SET PROBLEM:
Filter for the word "рабочих" and keep each matching line.

DATA FOR THE TASK:

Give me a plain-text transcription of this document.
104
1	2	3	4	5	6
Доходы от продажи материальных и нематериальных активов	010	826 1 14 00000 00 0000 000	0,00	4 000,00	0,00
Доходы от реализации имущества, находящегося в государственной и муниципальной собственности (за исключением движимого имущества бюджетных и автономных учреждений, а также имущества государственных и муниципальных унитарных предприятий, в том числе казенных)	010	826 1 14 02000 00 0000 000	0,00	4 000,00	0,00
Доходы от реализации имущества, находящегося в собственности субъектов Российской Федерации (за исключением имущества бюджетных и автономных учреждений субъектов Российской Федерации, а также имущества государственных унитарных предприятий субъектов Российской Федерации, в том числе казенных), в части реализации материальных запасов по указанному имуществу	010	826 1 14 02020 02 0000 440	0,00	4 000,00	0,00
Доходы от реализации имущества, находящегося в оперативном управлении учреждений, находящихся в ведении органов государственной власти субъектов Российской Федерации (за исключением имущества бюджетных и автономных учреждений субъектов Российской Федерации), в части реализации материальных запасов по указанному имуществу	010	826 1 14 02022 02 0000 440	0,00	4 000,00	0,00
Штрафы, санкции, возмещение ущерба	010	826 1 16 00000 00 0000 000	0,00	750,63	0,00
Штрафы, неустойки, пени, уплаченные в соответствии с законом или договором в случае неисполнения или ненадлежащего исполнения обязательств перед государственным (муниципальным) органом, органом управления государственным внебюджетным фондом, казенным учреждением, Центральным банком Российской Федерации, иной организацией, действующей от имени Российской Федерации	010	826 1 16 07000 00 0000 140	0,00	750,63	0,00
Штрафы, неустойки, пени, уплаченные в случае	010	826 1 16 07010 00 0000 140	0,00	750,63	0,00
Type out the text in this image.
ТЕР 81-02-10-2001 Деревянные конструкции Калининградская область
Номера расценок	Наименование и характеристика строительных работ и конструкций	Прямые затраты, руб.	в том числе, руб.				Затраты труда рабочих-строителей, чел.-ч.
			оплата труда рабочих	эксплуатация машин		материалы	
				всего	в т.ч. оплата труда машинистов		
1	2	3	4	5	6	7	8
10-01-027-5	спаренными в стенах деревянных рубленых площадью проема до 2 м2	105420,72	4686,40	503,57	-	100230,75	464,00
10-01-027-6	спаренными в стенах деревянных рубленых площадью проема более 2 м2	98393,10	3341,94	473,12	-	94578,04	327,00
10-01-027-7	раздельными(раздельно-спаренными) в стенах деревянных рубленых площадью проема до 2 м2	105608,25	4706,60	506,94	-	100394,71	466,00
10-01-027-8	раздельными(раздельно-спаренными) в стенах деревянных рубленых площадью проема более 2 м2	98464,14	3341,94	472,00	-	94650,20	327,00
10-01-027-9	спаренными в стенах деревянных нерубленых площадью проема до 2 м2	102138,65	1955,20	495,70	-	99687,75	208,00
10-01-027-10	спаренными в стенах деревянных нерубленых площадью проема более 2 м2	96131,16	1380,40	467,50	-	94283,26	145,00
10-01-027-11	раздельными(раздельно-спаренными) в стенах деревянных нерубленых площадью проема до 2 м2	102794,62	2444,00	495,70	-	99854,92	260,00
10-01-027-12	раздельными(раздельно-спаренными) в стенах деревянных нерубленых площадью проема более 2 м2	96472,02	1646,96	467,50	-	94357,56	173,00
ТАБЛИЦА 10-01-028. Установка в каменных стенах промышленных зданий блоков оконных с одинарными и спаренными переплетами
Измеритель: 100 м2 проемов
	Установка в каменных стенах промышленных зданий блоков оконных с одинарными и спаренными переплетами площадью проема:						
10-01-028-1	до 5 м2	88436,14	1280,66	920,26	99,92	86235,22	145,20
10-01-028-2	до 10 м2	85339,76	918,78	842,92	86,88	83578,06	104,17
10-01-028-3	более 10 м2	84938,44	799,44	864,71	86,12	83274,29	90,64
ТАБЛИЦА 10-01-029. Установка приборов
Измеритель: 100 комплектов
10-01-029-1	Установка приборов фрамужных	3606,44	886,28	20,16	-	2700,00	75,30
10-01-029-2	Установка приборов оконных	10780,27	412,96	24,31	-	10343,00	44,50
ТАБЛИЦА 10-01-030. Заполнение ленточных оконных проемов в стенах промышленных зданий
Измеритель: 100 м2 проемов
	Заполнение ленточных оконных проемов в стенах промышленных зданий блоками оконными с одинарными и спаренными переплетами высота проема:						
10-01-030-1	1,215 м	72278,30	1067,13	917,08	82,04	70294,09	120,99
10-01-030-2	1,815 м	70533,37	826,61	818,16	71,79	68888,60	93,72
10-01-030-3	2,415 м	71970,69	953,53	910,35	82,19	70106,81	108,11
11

WRITTEN ANSWER:
Номера расценок	Наименование и характеристика строительных работ и конструкций	Прямые затраты, руб.	в том числе, руб.				Затраты труда рабочих-строителей, чел.-ч.
			оплата труда рабочих	эксплуатация машин		материалы	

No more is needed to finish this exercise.